* BEGIN MATERIALS PROVIDED *

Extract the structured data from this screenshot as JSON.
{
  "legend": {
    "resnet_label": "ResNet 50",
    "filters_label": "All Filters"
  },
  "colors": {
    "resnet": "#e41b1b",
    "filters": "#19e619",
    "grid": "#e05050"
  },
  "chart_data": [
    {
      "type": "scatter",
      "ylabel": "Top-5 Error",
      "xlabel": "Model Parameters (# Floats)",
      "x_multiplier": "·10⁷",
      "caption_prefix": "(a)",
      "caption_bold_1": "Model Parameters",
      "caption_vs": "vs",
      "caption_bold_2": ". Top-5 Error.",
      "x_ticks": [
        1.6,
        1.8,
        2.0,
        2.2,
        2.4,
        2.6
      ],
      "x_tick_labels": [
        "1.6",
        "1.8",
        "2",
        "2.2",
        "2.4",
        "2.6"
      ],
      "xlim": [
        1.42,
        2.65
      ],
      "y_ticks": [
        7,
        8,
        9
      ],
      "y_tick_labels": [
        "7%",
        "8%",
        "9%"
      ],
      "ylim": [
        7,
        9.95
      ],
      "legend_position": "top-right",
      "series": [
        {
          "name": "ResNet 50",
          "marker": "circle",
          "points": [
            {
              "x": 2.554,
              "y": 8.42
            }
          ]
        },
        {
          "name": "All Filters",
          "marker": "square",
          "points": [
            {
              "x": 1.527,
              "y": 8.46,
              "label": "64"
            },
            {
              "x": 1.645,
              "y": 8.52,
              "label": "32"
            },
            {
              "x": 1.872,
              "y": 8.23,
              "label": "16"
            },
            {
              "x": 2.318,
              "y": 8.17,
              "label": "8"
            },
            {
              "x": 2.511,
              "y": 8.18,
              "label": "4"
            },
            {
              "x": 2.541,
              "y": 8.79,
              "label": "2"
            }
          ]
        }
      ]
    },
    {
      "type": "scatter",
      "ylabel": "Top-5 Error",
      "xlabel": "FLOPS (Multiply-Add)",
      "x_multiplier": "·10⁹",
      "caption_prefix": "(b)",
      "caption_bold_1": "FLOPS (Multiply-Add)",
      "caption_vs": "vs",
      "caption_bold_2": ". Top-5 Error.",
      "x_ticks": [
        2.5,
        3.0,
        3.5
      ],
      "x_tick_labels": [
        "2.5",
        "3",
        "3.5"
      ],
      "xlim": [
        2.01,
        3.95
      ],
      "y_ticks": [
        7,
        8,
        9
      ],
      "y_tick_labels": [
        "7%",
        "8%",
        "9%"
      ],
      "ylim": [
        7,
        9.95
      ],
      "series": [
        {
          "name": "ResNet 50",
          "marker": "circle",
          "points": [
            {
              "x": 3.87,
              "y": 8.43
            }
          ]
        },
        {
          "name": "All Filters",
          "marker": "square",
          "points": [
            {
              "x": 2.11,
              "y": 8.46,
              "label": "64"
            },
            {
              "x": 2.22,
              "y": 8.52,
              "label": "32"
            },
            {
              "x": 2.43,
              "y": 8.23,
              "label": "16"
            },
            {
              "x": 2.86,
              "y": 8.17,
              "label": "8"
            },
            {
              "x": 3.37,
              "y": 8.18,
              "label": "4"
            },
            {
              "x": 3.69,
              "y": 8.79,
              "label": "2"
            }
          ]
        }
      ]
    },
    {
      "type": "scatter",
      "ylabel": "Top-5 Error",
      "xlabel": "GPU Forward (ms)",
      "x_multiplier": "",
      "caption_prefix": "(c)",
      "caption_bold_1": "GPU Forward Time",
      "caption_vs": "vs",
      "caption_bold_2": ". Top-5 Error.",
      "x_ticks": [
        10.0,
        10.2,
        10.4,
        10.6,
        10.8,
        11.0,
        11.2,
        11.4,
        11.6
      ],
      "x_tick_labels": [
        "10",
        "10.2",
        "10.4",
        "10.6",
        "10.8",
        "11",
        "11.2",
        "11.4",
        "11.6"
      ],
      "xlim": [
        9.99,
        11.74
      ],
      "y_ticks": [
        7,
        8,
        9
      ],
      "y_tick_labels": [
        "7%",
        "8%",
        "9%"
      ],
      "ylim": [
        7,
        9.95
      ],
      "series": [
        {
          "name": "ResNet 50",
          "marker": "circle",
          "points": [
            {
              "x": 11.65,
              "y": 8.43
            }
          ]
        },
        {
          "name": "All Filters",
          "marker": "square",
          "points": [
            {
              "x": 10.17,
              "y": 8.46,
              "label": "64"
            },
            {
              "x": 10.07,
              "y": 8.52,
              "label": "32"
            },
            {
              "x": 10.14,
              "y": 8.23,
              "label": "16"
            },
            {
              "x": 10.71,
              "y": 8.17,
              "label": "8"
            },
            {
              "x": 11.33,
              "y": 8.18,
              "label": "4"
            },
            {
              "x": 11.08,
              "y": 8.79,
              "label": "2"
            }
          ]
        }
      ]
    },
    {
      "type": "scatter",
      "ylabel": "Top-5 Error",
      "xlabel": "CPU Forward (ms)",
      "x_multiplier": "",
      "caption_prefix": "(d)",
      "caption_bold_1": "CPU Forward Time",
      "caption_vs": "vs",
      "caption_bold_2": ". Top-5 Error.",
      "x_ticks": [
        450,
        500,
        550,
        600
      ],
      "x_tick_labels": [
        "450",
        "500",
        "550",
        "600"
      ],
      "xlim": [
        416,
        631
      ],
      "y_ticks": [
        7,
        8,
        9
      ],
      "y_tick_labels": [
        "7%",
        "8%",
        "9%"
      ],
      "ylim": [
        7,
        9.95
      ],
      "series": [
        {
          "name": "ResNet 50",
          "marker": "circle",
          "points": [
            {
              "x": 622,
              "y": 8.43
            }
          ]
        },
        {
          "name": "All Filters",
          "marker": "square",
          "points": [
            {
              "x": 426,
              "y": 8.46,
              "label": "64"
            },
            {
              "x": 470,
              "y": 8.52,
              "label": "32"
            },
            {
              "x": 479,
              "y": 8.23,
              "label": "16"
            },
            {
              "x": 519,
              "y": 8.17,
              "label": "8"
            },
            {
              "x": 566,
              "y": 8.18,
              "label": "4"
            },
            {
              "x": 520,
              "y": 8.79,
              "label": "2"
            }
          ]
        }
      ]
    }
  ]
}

* END MATERIALS PROVIDED *

- TASK INSTRUCTIONS -
Reproduce all the data word for word.

- COMPLETE OUTPUT -
Extract the structured data from this screenshot as JSON.
{
  "legend": {
    "resnet_label": "ResNet 50",
    "filters_label": "All Filters"
  },
  "colors": {
    "resnet": "#e41b1b",
    "filters": "#19e619",
    "grid": "#e05050"
  },
  "chart_data": [
    {
      "type": "scatter",
      "ylabel": "Top-5 Error",
      "xlabel": "Model Parameters (# Floats)",
      "x_multiplier": "·10⁷",
      "caption_prefix": "(a)",
      "caption_bold_1": "Model Parameters",
      "caption_vs": "vs",
      "caption_bold_2": ". Top-5 Error.",
      "x_ticks": [
        1.6,
        1.8,
        2.0,
        2.2,
        2.4,
        2.6
      ],
      "x_tick_labels": [
        "1.6",
        "1.8",
        "2",
        "2.2",
        "2.4",
        "2.6"
      ],
      "xlim": [
        1.42,
        2.65
      ],
      "y_ticks": [
        7,
        8,
        9
      ],
      "y_tick_labels": [
        "7%",
        "8%",
        "9%"
      ],
      "ylim": [
        7,
        9.95
      ],
      "legend_position": "top-right",
      "series": [
        {
          "name": "ResNet 50",
          "marker": "circle",
          "points": [
            {
              "x": 2.554,
              "y": 8.42
            }
          ]
        },
        {
          "name": "All Filters",
          "marker": "square",
          "points": [
            {
              "x": 1.527,
              "y": 8.46,
              "label": "64"
            },
            {
              "x": 1.645,
              "y": 8.52,
              "label": "32"
            },
            {
              "x": 1.872,
              "y": 8.23,
              "label": "16"
            },
            {
              "x": 2.318,
              "y": 8.17,
              "label": "8"
            },
            {
              "x": 2.511,
              "y": 8.18,
              "label": "4"
            },
            {
              "x": 2.541,
              "y": 8.79,
              "label": "2"
            }
          ]
        }
      ]
    },
    {
      "type": "scatter",
      "ylabel": "Top-5 Error",
      "xlabel": "FLOPS (Multiply-Add)",
      "x_multiplier": "·10⁹",
      "caption_prefix": "(b)",
      "caption_bold_1": "FLOPS (Multiply-Add)",
      "caption_vs": "vs",
      "caption_bold_2": ". Top-5 Error.",
      "x_ticks": [
        2.5,
        3.0,
        3.5
      ],
      "x_tick_labels": [
        "2.5",
        "3",
        "3.5"
      ],
      "xlim": [
        2.01,
        3.95
      ],
      "y_ticks": [
        7,
        8,
        9
      ],
      "y_tick_labels": [
        "7%",
        "8%",
        "9%"
      ],
      "ylim": [
        7,
        9.95
      ],
      "series": [
        {
          "name": "ResNet 50",
          "marker": "circle",
          "points": [
            {
              "x": 3.87,
              "y": 8.43
            }
          ]
        },
        {
          "name": "All Filters",
          "marker": "square",
          "points": [
            {
              "x": 2.11,
              "y": 8.46,
              "label": "64"
            },
            {
              "x": 2.22,
              "y": 8.52,
              "label": "32"
            },
            {
              "x": 2.43,
              "y": 8.23,
              "label": "16"
            },
            {
              "x": 2.86,
              "y": 8.17,
              "label": "8"
            },
            {
              "x": 3.37,
              "y": 8.18,
              "label": "4"
            },
            {
              "x": 3.69,
              "y": 8.79,
              "label": "2"
            }
          ]
        }
      ]
    },
    {
      "type": "scatter",
      "ylabel": "Top-5 Error",
      "xlabel": "GPU Forward (ms)",
      "x_multiplier": "",
      "caption_prefix": "(c)",
      "caption_bold_1": "GPU Forward Time",
      "caption_vs": "vs",
      "caption_bold_2": ". Top-5 Error.",
      "x_ticks": [
        10.0,
        10.2,
        10.4,
        10.6,
        10.8,
        11.0,
        11.2,
        11.4,
        11.6
      ],
      "x_tick_labels": [
        "10",
        "10.2",
        "10.4",
        "10.6",
        "10.8",
        "11",
        "11.2",
        "11.4",
        "11.6"
      ],
      "xlim": [
        9.99,
        11.74
      ],
      "y_ticks": [
        7,
        8,
        9
      ],
      "y_tick_labels": [
        "7%",
        "8%",
        "9%"
      ],
      "ylim": [
        7,
        9.95
      ],
      "series": [
        {
          "name": "ResNet 50",
          "marker": "circle",
          "points": [
            {
              "x": 11.65,
              "y": 8.43
            }
          ]
        },
        {
          "name": "All Filters",
          "marker": "square",
          "points": [
            {
              "x": 10.17,
              "y": 8.46,
              "label": "64"
            },
            {
              "x": 10.07,
              "y": 8.52,
              "label": "32"
            },
            {
              "x": 10.14,
              "y": 8.23,
              "label": "16"
            },
            {
              "x": 10.71,
              "y": 8.17,
              "label": "8"
            },
            {
              "x": 11.33,
              "y": 8.18,
              "label": "4"
            },
            {
              "x": 11.08,
              "y": 8.79,
              "label": "2"
            }
          ]
        }
      ]
    },
    {
      "type": "scatter",
      "ylabel": "Top-5 Error",
      "xlabel": "CPU Forward (ms)",
      "x_multiplier": "",
      "caption_prefix": "(d)",
      "caption_bold_1": "CPU Forward Time",
      "caption_vs": "vs",
      "caption_bold_2": ". Top-5 Error.",
      "x_ticks": [
        450,
        500,
        550,
        600
      ],
      "x_tick_labels": [
        "450",
        "500",
        "550",
        "600"
      ],
      "xlim": [
        416,
        631
      ],
      "y_ticks": [
        7,
        8,
        9
      ],
      "y_tick_labels": [
        "7%",
        "8%",
        "9%"
      ],
      "ylim": [
        7,
        9.95
      ],
      "series": [
        {
          "name": "ResNet 50",
          "marker": "circle",
          "points": [
            {
              "x": 622,
              "y": 8.43
            }
          ]
        },
        {
          "name": "All Filters",
          "marker": "square",
          "points": [
            {
              "x": 426,
              "y": 8.46,
              "label": "64"
            },
            {
              "x": 470,
              "y": 8.52,
              "label": "32"
            },
            {
              "x": 479,
              "y": 8.23,
              "label": "16"
            },
            {
              "x": 519,
              "y": 8.17,
              "label": "8"
            },
            {
              "x": 566,
              "y": 8.18,
              "label": "4"
            },
            {
              "x": 520,
              "y": 8.79,
              "label": "2"
            }
          ]
        }
      ]
    }
  ]
}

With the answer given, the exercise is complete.